TO BE DONE => Find the string "layers" and gather every line that holds it.

THE INPUT =>

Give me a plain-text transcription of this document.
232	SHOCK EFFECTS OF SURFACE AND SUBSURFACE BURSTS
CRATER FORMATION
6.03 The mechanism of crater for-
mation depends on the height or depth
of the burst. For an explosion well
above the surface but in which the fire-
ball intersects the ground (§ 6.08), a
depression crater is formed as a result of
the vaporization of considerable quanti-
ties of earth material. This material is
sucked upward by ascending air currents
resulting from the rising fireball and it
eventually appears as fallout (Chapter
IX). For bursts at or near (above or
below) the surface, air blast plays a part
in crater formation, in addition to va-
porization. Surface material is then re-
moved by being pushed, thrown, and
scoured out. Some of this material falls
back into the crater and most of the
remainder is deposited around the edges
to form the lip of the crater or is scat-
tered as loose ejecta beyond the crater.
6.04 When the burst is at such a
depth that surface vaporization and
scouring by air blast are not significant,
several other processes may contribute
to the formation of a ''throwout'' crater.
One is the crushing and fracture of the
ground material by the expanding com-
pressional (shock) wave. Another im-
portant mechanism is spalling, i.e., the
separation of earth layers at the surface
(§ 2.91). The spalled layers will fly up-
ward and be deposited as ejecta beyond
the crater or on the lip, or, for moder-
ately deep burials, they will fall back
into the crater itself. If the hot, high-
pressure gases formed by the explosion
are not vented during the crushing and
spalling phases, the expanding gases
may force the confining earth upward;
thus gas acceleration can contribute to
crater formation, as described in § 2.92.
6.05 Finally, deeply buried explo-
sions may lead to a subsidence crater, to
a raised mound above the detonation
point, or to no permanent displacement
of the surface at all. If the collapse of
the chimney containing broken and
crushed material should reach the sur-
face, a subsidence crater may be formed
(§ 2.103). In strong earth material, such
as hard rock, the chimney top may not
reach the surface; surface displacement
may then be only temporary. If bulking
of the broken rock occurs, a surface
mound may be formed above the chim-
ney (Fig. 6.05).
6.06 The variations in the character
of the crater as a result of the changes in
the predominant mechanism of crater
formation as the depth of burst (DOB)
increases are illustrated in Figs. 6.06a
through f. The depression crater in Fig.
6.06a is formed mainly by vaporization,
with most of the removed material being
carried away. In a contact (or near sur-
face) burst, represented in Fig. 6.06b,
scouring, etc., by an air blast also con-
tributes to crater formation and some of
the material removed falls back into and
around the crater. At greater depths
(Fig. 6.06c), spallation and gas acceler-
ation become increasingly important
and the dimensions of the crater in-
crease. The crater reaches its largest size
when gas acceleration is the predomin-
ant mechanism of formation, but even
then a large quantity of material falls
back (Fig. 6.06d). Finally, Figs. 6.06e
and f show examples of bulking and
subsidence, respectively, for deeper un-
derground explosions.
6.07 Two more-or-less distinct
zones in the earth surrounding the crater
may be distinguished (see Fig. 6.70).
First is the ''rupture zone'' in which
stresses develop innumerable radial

FINAL RESULT =>
separation of earth layers at the surface
(§ 2.91). The spalled layers will fly up-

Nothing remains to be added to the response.